# [What to produce]
When the word "guidance" appears in a line of the data below, list that line.

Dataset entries
......

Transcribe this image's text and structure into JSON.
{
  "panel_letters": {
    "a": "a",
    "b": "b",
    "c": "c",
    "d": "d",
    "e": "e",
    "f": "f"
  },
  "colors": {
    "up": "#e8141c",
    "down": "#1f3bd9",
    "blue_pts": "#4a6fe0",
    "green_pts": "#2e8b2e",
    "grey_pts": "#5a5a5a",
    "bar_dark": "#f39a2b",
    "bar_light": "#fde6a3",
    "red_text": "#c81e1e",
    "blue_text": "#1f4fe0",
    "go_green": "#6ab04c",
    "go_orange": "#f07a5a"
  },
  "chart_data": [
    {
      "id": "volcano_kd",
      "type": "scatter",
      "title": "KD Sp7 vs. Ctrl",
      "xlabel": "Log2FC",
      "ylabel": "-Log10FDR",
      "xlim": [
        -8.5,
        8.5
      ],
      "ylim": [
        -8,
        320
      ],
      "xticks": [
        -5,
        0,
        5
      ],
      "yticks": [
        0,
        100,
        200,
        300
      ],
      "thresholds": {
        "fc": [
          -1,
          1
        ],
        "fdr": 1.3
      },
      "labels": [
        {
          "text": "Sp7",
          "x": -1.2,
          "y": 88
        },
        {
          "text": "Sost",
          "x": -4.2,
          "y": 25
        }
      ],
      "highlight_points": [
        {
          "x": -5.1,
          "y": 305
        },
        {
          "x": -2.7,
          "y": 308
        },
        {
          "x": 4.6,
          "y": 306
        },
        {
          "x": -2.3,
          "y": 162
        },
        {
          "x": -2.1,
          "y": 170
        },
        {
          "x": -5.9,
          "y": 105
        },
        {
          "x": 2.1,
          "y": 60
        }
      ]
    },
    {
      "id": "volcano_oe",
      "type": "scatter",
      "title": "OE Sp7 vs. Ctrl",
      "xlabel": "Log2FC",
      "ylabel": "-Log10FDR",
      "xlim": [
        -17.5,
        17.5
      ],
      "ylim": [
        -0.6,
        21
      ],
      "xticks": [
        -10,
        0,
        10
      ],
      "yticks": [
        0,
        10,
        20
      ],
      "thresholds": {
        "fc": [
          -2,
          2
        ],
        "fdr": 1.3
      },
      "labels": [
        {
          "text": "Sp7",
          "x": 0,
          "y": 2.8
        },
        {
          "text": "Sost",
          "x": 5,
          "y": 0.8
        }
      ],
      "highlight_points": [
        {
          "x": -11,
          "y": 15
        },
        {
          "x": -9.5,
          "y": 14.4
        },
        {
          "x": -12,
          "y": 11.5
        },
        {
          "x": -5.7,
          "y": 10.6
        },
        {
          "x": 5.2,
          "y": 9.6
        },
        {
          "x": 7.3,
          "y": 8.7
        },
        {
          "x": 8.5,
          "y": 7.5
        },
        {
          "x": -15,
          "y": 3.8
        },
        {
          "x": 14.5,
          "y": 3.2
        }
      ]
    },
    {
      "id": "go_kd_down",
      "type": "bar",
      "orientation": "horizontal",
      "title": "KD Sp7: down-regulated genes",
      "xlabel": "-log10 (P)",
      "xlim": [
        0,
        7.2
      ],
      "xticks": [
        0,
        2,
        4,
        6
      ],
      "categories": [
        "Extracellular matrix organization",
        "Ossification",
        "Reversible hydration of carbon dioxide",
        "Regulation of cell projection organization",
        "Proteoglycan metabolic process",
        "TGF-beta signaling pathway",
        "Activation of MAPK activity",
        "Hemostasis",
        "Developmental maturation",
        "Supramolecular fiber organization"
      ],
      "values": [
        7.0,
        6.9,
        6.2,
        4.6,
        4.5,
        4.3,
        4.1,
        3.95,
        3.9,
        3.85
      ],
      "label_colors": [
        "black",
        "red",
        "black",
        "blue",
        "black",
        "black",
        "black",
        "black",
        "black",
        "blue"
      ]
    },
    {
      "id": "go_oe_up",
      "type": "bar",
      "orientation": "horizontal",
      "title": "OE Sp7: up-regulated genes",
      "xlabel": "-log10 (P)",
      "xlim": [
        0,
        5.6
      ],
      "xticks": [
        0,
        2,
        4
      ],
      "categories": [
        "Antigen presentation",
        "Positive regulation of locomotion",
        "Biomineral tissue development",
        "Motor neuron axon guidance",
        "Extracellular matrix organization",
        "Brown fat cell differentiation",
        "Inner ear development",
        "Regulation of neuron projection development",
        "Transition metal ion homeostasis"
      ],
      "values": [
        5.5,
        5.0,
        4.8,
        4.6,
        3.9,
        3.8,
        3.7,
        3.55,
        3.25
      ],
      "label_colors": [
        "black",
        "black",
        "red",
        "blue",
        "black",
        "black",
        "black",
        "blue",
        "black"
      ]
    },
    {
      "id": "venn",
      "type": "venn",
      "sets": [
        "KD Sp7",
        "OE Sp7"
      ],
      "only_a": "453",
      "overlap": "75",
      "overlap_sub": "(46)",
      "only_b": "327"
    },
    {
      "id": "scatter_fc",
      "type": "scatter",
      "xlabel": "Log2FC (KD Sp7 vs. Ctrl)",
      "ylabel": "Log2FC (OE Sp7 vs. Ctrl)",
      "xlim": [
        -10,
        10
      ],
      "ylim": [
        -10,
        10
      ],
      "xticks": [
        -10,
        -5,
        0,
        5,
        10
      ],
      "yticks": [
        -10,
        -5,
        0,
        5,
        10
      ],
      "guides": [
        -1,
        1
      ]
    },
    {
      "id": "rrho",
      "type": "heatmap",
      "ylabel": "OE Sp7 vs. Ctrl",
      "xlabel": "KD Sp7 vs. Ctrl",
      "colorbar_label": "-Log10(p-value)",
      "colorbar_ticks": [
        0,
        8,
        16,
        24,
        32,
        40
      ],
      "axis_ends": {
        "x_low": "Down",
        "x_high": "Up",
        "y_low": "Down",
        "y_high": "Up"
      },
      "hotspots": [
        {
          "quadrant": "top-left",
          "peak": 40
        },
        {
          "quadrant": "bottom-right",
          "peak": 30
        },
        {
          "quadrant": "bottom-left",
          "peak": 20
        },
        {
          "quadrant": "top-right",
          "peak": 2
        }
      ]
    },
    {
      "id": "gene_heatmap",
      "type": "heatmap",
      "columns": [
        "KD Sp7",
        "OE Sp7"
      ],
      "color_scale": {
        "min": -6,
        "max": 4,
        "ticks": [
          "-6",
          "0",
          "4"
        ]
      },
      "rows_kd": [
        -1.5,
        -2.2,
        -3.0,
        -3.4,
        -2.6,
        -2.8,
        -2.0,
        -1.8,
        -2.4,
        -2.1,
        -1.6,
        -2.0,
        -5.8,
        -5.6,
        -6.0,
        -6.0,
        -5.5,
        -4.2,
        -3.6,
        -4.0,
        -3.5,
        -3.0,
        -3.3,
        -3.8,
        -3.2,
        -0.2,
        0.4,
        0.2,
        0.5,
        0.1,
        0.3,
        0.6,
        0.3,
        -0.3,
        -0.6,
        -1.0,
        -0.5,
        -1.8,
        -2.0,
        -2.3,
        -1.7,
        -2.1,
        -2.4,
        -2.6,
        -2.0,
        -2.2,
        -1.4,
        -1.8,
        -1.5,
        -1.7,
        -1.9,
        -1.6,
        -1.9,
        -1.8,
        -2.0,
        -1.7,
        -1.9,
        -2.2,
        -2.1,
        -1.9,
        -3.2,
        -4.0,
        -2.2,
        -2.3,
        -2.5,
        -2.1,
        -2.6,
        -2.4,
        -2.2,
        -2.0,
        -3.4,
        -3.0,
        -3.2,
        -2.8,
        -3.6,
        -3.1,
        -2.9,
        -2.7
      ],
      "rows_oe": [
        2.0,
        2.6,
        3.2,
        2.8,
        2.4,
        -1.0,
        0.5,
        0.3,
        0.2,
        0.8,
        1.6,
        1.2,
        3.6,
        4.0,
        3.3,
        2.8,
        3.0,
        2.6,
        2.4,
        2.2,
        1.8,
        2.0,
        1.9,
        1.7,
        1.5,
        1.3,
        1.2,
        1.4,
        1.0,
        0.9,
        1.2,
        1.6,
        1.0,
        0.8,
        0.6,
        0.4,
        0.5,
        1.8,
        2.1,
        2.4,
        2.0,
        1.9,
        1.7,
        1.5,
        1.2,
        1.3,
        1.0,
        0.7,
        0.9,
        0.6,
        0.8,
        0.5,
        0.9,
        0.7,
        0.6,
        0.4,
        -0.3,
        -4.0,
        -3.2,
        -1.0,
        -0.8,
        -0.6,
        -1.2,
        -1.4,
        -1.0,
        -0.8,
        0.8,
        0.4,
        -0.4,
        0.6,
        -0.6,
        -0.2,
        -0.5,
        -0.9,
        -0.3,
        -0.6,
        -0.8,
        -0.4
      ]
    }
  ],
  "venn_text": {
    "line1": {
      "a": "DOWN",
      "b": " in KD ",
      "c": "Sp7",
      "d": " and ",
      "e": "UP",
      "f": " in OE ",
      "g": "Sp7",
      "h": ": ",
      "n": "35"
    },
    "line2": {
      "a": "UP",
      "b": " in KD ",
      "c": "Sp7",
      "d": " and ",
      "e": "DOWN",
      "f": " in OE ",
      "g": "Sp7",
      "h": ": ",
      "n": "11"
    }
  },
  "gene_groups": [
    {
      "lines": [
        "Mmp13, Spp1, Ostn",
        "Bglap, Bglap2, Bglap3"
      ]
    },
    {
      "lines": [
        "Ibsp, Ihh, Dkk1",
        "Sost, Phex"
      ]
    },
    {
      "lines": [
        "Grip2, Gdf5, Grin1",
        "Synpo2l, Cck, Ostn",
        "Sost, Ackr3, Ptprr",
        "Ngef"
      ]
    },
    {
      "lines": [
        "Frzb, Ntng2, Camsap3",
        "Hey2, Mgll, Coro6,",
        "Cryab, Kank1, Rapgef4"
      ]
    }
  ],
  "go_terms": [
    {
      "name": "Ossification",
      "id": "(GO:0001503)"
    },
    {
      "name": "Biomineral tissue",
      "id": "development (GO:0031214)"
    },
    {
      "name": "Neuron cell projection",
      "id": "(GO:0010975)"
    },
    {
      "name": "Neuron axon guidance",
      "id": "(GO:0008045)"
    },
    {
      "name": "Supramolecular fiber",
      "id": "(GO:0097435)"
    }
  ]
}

......

# [Expected output]
        "Motor neuron axon guidance",
      "name": "Neuron axon guidance",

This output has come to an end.